» Task to complete:
For this exercise, repeat all of the material verbatim apart from its images.

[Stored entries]
>>>

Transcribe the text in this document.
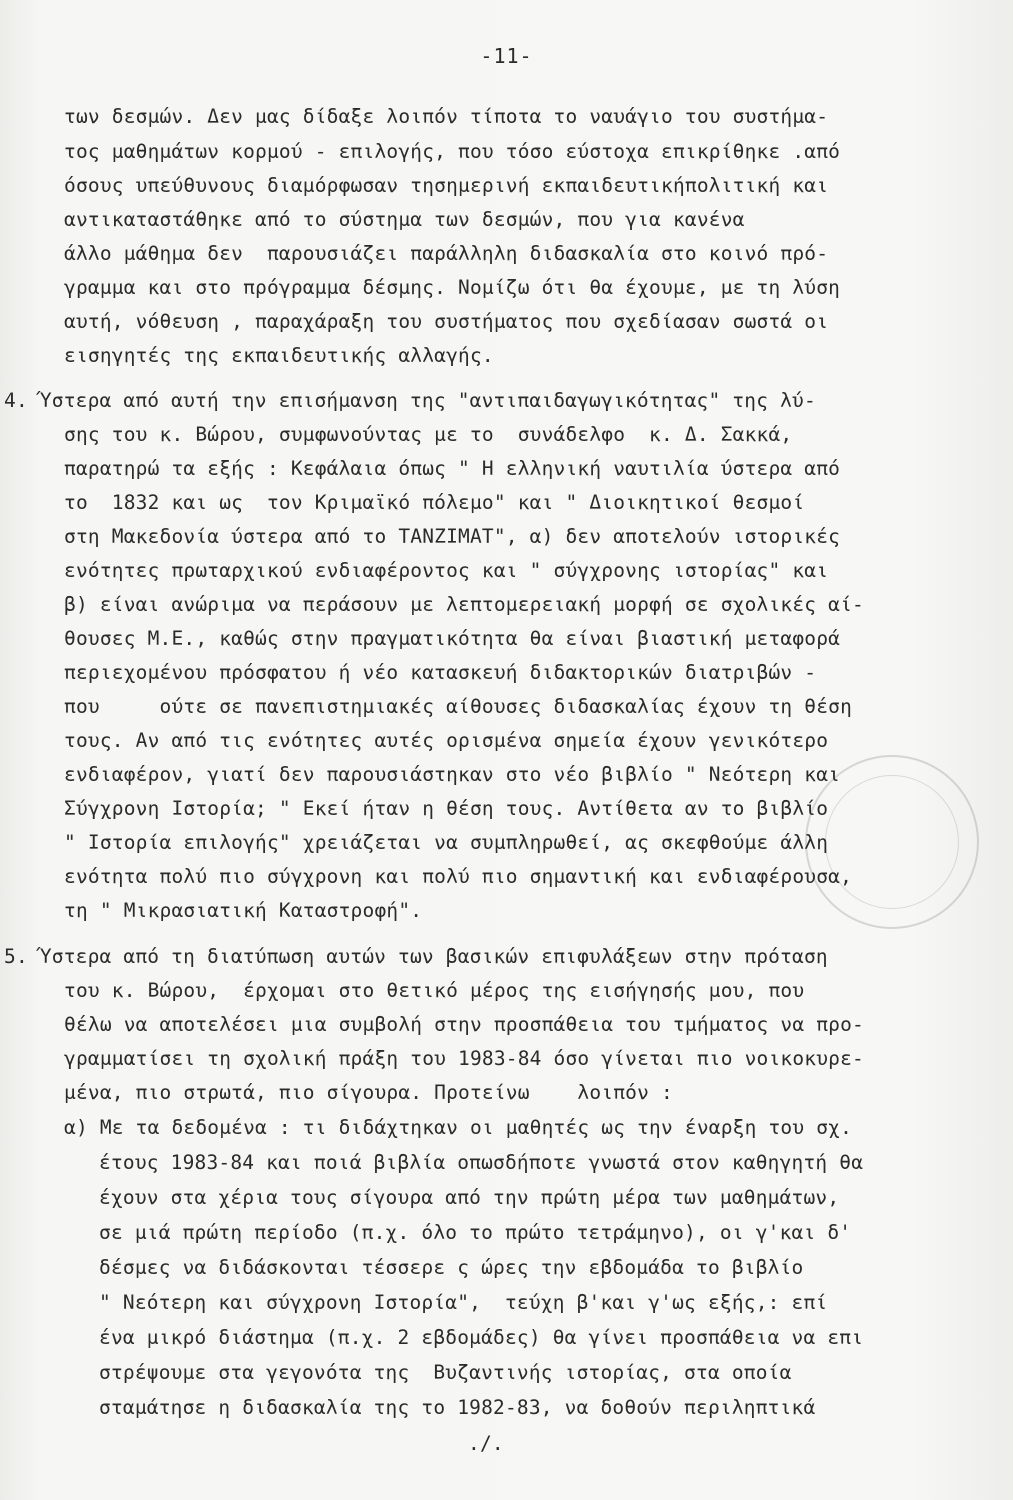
-11-
των δεσμών. Δεν μας δίδαξε λοιπόν τίποτα το ναυάγιο του συστήμα-
τος μαθημάτων κορμού - επιλογής, που τόσο εύστοχα επικρίθηκε .από
όσους υπεύθυνους διαμόρφωσαν τησημερινή εκπαιδευτικήπολιτική και
αντικαταστάθηκε από το σύστημα των δεσμών, που για κανένα
άλλο μάθημα δεν  παρουσιάζει παράλληλη διδασκαλία στο κοινό πρό-
γραμμα και στο πρόγραμμα δέσμης. Νομίζω ότι θα έχουμε, με τη λύση
αυτή, νόθευση , παραχάραξη του συστήματος που σχεδίασαν σωστά οι
εισηγητές της εκπαιδευτικής αλλαγής.
4. Ύστερα από αυτή την επισήμανση της "αντιπαιδαγωγικότητας" της λύ-
σης του κ. Βώρου, συμφωνούντας με το  συνάδελφο  κ. Δ. Σακκά,
παρατηρώ τα εξής : Κεφάλαια όπως " Η ελληνική ναυτιλία ύστερα από
το  1832 και ως  τον Κριμαϊκό πόλεμο" και " Διοικητικοί θεσμοί
στη Μακεδονία ύστερα από το ΤΑΝΖΙΜΑΤ", α) δεν αποτελούν ιστορικές
ενότητες πρωταρχικού ενδιαφέροντος και " σύγχρονης ιστορίας" και
β) είναι ανώριμα να περάσουν με λεπτομερειακή μορφή σε σχολικές αί-
θουσες Μ.Ε., καθώς στην πραγματικότητα θα είναι βιαστική μεταφορά
περιεχομένου πρόσφατου ή νέο κατασκευή διδακτορικών διατριβών -
που     ούτε σε πανεπιστημιακές αίθουσες διδασκαλίας έχουν τη θέση
τους. Αν από τις ενότητες αυτές ορισμένα σημεία έχουν γενικότερο
ενδιαφέρον, γιατί δεν παρουσιάστηκαν στο νέο βιβλίο " Νεότερη και
Σύγχρονη Ιστορία; " Εκεί ήταν η θέση τους. Αντίθετα αν το βιβλίο
" Ιστορία επιλογής" χρειάζεται να συμπληρωθεί, ας σκεφθούμε άλλη
ενότητα πολύ πιο σύγχρονη και πολύ πιο σημαντική και ενδιαφέρουσα,
τη " Μικρασιατική Καταστροφή".
5. Ύστερα από τη διατύπωση αυτών των βασικών επιφυλάξεων στην πρόταση
του κ. Βώρου,  έρχομαι στο θετικό μέρος της εισήγησής μου, που
θέλω να αποτελέσει μια συμβολή στην προσπάθεια του τμήματος να προ-
γραμματίσει τη σχολική πράξη του 1983-84 όσο γίνεται πιο νοικοκυρε-
μένα, πιο στρωτά, πιο σίγουρα. Προτείνω    λοιπόν :
α) Με τα δεδομένα : τι διδάχτηκαν οι μαθητές ως την έναρξη του σχ.
έτους 1983-84 και ποιά βιβλία οπωσδήποτε γνωστά στον καθηγητή θα
έχουν στα χέρια τους σίγουρα από την πρώτη μέρα των μαθημάτων,
σε μιά πρώτη περίοδο (π.χ. όλο το πρώτο τετράμηνο), οι γ'και δ'
δέσμες να διδάσκονται τέσσερε ς ώρες την εβδομάδα το βιβλίο
" Νεότερη και σύγχρονη Ιστορία",  τεύχη β'και γ'ως εξής,: επί
ένα μικρό διάστημα (π.χ. 2 εβδομάδες) θα γίνει προσπάθεια να επι
στρέψουμε στα γεγονότα της  Βυζαντινής ιστορίας, στα οποία
σταμάτησε η διδασκαλία της το 1982-83, να δοθούν περιληπτικά
./.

<<<

» Response to this exercise:
Transcribe the text in this document.
-11-
των δεσμών. Δεν μας δίδαξε λοιπόν τίποτα το ναυάγιο του συστήμα-
τος μαθημάτων κορμού - επιλογής, που τόσο εύστοχα επικρίθηκε .από
όσους υπεύθυνους διαμόρφωσαν τησημερινή εκπαιδευτικήπολιτική και
αντικαταστάθηκε από το σύστημα των δεσμών, που για κανένα
άλλο μάθημα δεν  παρουσιάζει παράλληλη διδασκαλία στο κοινό πρό-
γραμμα και στο πρόγραμμα δέσμης. Νομίζω ότι θα έχουμε, με τη λύση
αυτή, νόθευση , παραχάραξη του συστήματος που σχεδίασαν σωστά οι
εισηγητές της εκπαιδευτικής αλλαγής.
4. Ύστερα από αυτή την επισήμανση της "αντιπαιδαγωγικότητας" της λύ-
σης του κ. Βώρου, συμφωνούντας με το  συνάδελφο  κ. Δ. Σακκά,
παρατηρώ τα εξής : Κεφάλαια όπως " Η ελληνική ναυτιλία ύστερα από
το  1832 και ως  τον Κριμαϊκό πόλεμο" και " Διοικητικοί θεσμοί
στη Μακεδονία ύστερα από το ΤΑΝΖΙΜΑΤ", α) δεν αποτελούν ιστορικές
ενότητες πρωταρχικού ενδιαφέροντος και " σύγχρονης ιστορίας" και
β) είναι ανώριμα να περάσουν με λεπτομερειακή μορφή σε σχολικές αί-
θουσες Μ.Ε., καθώς στην πραγματικότητα θα είναι βιαστική μεταφορά
περιεχομένου πρόσφατου ή νέο κατασκευή διδακτορικών διατριβών -
που     ούτε σε πανεπιστημιακές αίθουσες διδασκαλίας έχουν τη θέση
τους. Αν από τις ενότητες αυτές ορισμένα σημεία έχουν γενικότερο
ενδιαφέρον, γιατί δεν παρουσιάστηκαν στο νέο βιβλίο " Νεότερη και
Σύγχρονη Ιστορία; " Εκεί ήταν η θέση τους. Αντίθετα αν το βιβλίο
" Ιστορία επιλογής" χρειάζεται να συμπληρωθεί, ας σκεφθούμε άλλη
ενότητα πολύ πιο σύγχρονη και πολύ πιο σημαντική και ενδιαφέρουσα,
τη " Μικρασιατική Καταστροφή".
5. Ύστερα από τη διατύπωση αυτών των βασικών επιφυλάξεων στην πρόταση
του κ. Βώρου,  έρχομαι στο θετικό μέρος της εισήγησής μου, που
θέλω να αποτελέσει μια συμβολή στην προσπάθεια του τμήματος να προ-
γραμματίσει τη σχολική πράξη του 1983-84 όσο γίνεται πιο νοικοκυρε-
μένα, πιο στρωτά, πιο σίγουρα. Προτείνω    λοιπόν :
α) Με τα δεδομένα : τι διδάχτηκαν οι μαθητές ως την έναρξη του σχ.
έτους 1983-84 και ποιά βιβλία οπωσδήποτε γνωστά στον καθηγητή θα
έχουν στα χέρια τους σίγουρα από την πρώτη μέρα των μαθημάτων,
σε μιά πρώτη περίοδο (π.χ. όλο το πρώτο τετράμηνο), οι γ'και δ'
δέσμες να διδάσκονται τέσσερε ς ώρες την εβδομάδα το βιβλίο
" Νεότερη και σύγχρονη Ιστορία",  τεύχη β'και γ'ως εξής,: επί
ένα μικρό διάστημα (π.χ. 2 εβδομάδες) θα γίνει προσπάθεια να επι
στρέψουμε στα γεγονότα της  Βυζαντινής ιστορίας, στα οποία
σταμάτησε η διδασκαλία της το 1982-83, να δοθούν περιληπτικά
./.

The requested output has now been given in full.